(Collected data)
[Start]

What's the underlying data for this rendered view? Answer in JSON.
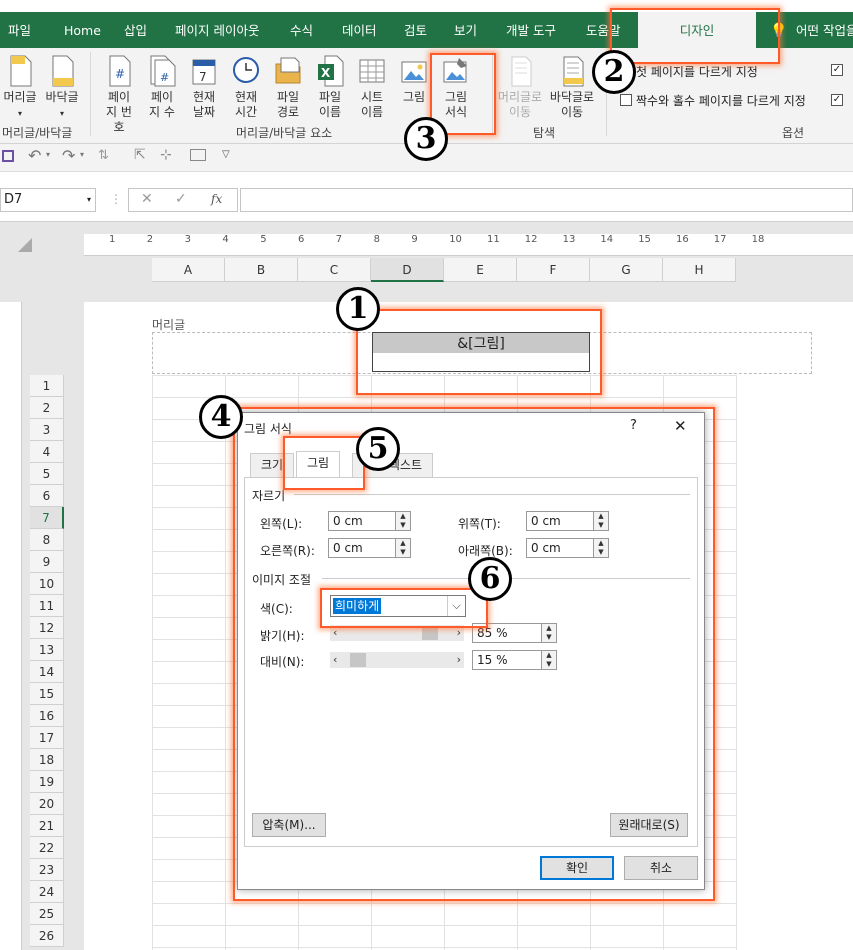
{
  "ribbon_tabs": [
    "파일",
    "Home",
    "삽입",
    "페이지 레이아웃",
    "수식",
    "데이터",
    "검토",
    "보기",
    "개발 도구",
    "도움말",
    "디자인",
    "어떤 작업을"
  ],
  "active_tab": "디자인",
  "ribbon": {
    "header": {
      "btn1": "머리글",
      "btn2": "바닥글",
      "group": "머리글/바닥글"
    },
    "elements": {
      "page_number": "페이지 번호",
      "page_count": "페이 지 수",
      "current_date": "현재 날짜",
      "current_time": "현재 시간",
      "file_path": "파일 경로",
      "file_name": "파일 이름",
      "sheet_name": "시트 이름",
      "picture": "그림",
      "format_picture": "그림 서식",
      "group": "머리글/바닥글 요소"
    },
    "navigation": {
      "goto_header": "머리글로 이동",
      "goto_footer": "바닥글로 이동",
      "group": "탐색"
    },
    "options": {
      "first_page": "첫 페이지를 다르게 지정",
      "odd_even": "짝수와 홀수 페이지를 다르게 지정",
      "group": "옵션"
    }
  },
  "formula_bar": {
    "name_box": "D7",
    "fx": "fx"
  },
  "ruler_numbers": [
    "1",
    "2",
    "3",
    "4",
    "5",
    "6",
    "7",
    "8",
    "9",
    "10",
    "11",
    "12",
    "13",
    "14",
    "15",
    "16",
    "17",
    "18"
  ],
  "columns": [
    "A",
    "B",
    "C",
    "D",
    "E",
    "F",
    "G",
    "H"
  ],
  "rows": [
    "1",
    "2",
    "3",
    "4",
    "5",
    "6",
    "7",
    "8",
    "9",
    "10",
    "11",
    "12",
    "13",
    "14",
    "15",
    "16",
    "17",
    "18",
    "19",
    "20",
    "21",
    "22",
    "23",
    "24",
    "25",
    "26"
  ],
  "selected_row": "7",
  "header_label": "머리글",
  "header_content": "&[그림]",
  "dialog": {
    "title": "그림 서식",
    "help": "?",
    "close": "✕",
    "tabs": [
      "크기",
      "그림",
      "대체 텍스트"
    ],
    "active_tab": "그림",
    "crop_section": "자르기",
    "left_label": "왼쪽(L):",
    "left_value": "0 cm",
    "top_label": "위쪽(T):",
    "top_value": "0 cm",
    "right_label": "오른쪽(R):",
    "right_value": "0 cm",
    "bottom_label": "아래쪽(B):",
    "bottom_value": "0 cm",
    "image_section": "이미지 조절",
    "color_label": "색(C):",
    "color_value": "희미하게",
    "brightness_label": "밝기(H):",
    "brightness_value": "85 %",
    "brightness_level": 0.85,
    "contrast_label": "대비(N):",
    "contrast_value": "15 %",
    "contrast_level": 0.15,
    "compress_button": "압축(M)...",
    "reset_button": "원래대로(S)",
    "ok_button": "확인",
    "cancel_button": "취소"
  },
  "callouts": [
    "1",
    "2",
    "3",
    "4",
    "5",
    "6"
  ],
  "colors": {
    "accent": "#217346",
    "highlight": "#ff5a2a"
  }
}
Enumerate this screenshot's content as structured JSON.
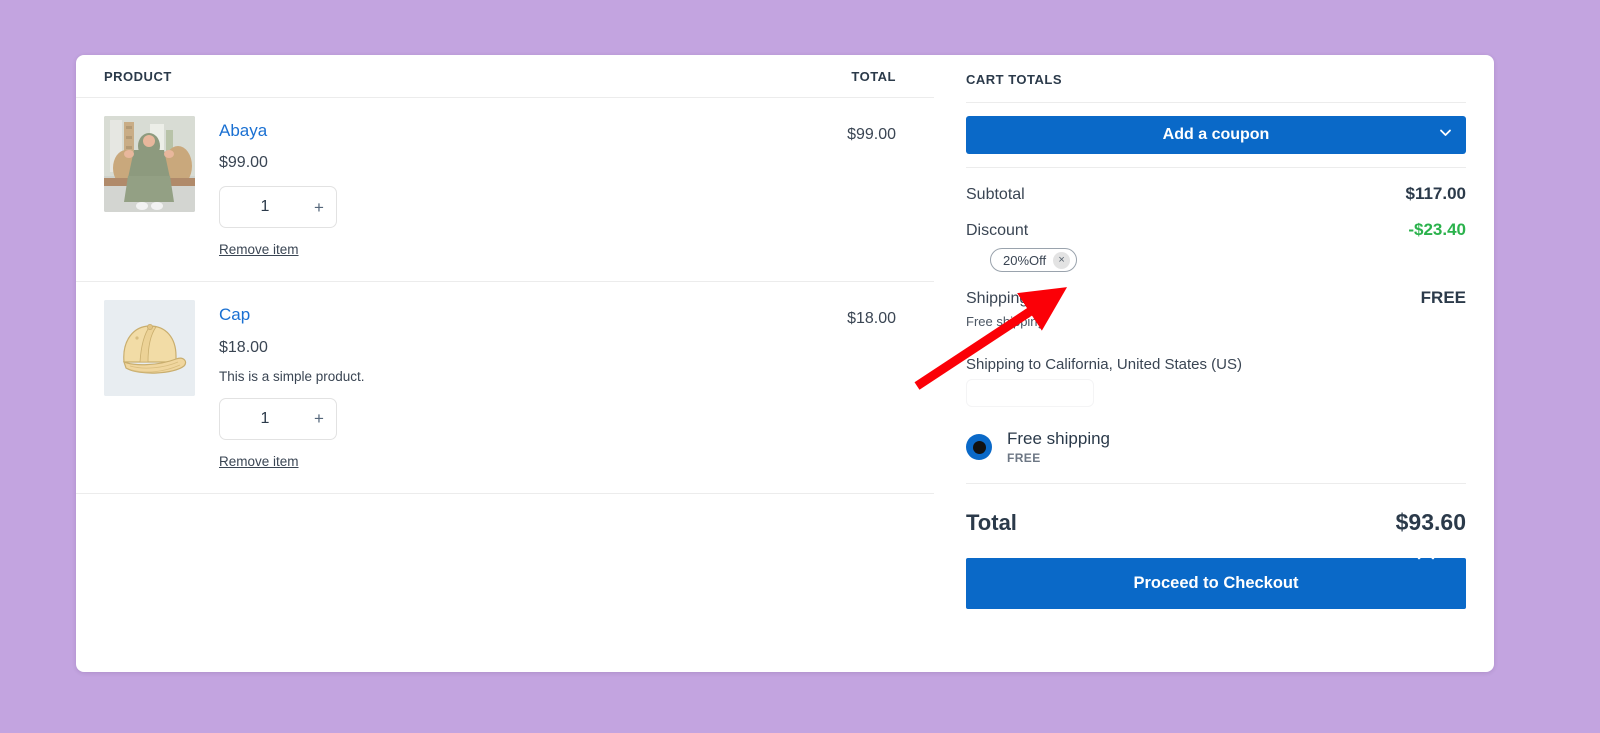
{
  "page": {
    "background_color": "#c3a4e0",
    "accent_color": "#0a69c8",
    "link_color": "#1a70d2",
    "discount_color": "#2bb24c"
  },
  "cart_table": {
    "headers": {
      "product": "PRODUCT",
      "total": "TOTAL"
    },
    "items": [
      {
        "name": "Abaya",
        "price": "$99.00",
        "description": "",
        "quantity": "1",
        "increase_label": "+",
        "remove_label": "Remove item",
        "line_total": "$99.00",
        "image": "abaya-photo"
      },
      {
        "name": "Cap",
        "price": "$18.00",
        "description": "This is a simple product.",
        "quantity": "1",
        "increase_label": "+",
        "remove_label": "Remove item",
        "line_total": "$18.00",
        "image": "cap-illustration"
      }
    ]
  },
  "cart_totals": {
    "title": "CART TOTALS",
    "coupon_button": "Add a coupon",
    "coupon_chevron_icon": "chevron-down-icon",
    "subtotal_label": "Subtotal",
    "subtotal_value": "$117.00",
    "discount_label": "Discount",
    "discount_value": "-$23.40",
    "coupon_chip": {
      "label": "20%Off",
      "remove_icon": "×"
    },
    "shipping_label": "Shipping",
    "shipping_value": "FREE",
    "shipping_note": "Free shipping",
    "shipping_address": "Shipping to California, United States (US)",
    "shipping_option": {
      "title": "Free shipping",
      "sub": "FREE",
      "selected": true
    },
    "total_label": "Total",
    "total_value": "$93.60",
    "checkout_button": "Proceed to Checkout",
    "close_icon": "chevron-up-icon"
  },
  "annotation": {
    "type": "arrow",
    "color": "#fb0007",
    "points_at": "coupon-chip"
  }
}
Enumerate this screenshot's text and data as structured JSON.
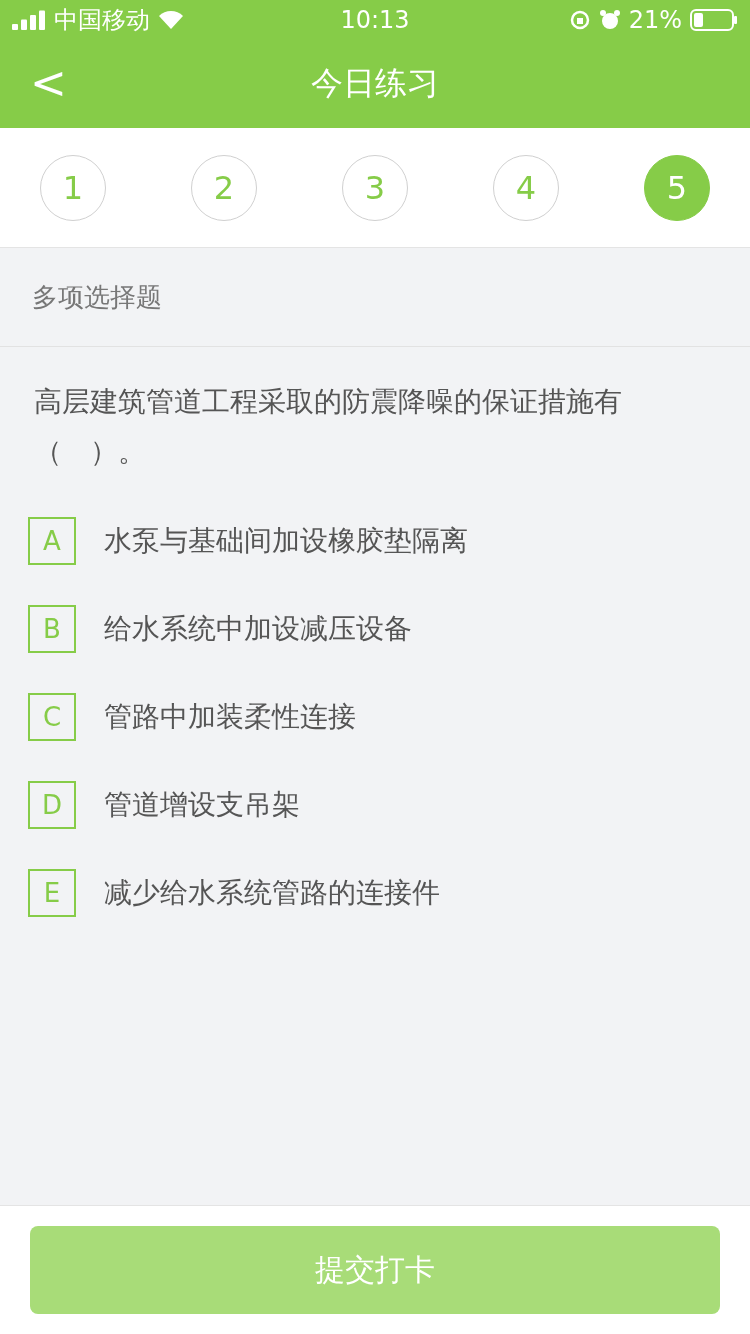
{
  "status_bar": {
    "carrier": "中国移动",
    "time": "10:13",
    "battery": "21%"
  },
  "nav": {
    "back": "<",
    "title": "今日练习"
  },
  "steps": [
    {
      "label": "1",
      "selected": false
    },
    {
      "label": "2",
      "selected": false
    },
    {
      "label": "3",
      "selected": false
    },
    {
      "label": "4",
      "selected": false
    },
    {
      "label": "5",
      "selected": true
    }
  ],
  "question_type": "多项选择题",
  "question": "高层建筑管道工程采取的防震降噪的保证措施有（　）。",
  "options": [
    {
      "key": "A",
      "text": "水泵与基础间加设橡胶垫隔离",
      "selected": false
    },
    {
      "key": "B",
      "text": "给水系统中加设减压设备",
      "selected": false
    },
    {
      "key": "C",
      "text": "管路中加装柔性连接",
      "selected": false
    },
    {
      "key": "D",
      "text": "管道增设支吊架",
      "selected": false
    },
    {
      "key": "E",
      "text": "减少给水系统管路的连接件",
      "selected": false
    }
  ],
  "submit": {
    "label": "提交打卡",
    "disabled": true
  }
}
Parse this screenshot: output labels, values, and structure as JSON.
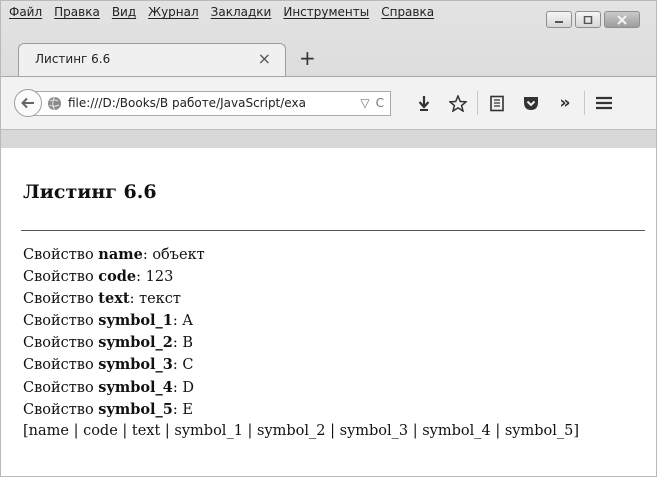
{
  "menu": [
    "Файл",
    "Правка",
    "Вид",
    "Журнал",
    "Закладки",
    "Инструменты",
    "Справка"
  ],
  "tab": {
    "title": "Листинг 6.6",
    "close": "×"
  },
  "newtab": "+",
  "url": {
    "text": "file:///D:/Books/В работе/JavaScript/exa",
    "dropdown": "▽",
    "reload": "C"
  },
  "toolbar": {
    "more": "»"
  },
  "page": {
    "heading": "Листинг 6.6",
    "prefix": "Свойство",
    "properties": [
      {
        "key": "name",
        "value": "объект"
      },
      {
        "key": "code",
        "value": "123"
      },
      {
        "key": "text",
        "value": "текст"
      },
      {
        "key": "symbol_1",
        "value": "A"
      },
      {
        "key": "symbol_2",
        "value": "B"
      },
      {
        "key": "symbol_3",
        "value": "C"
      },
      {
        "key": "symbol_4",
        "value": "D"
      },
      {
        "key": "symbol_5",
        "value": "E"
      }
    ],
    "keys_list": "[name | code | text | symbol_1 | symbol_2 | symbol_3 | symbol_4 | symbol_5]"
  }
}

[End]

Select every line in the records above that contains the word "JSON".

Result for this task:
What's the underlying data for this rendered view? Answer in JSON.
Enumerate this screenshot's content as structured JSON.
Enumerate this screenshot's text and data as structured JSON.
Parse this screenshot: output labels, values, and structure as JSON.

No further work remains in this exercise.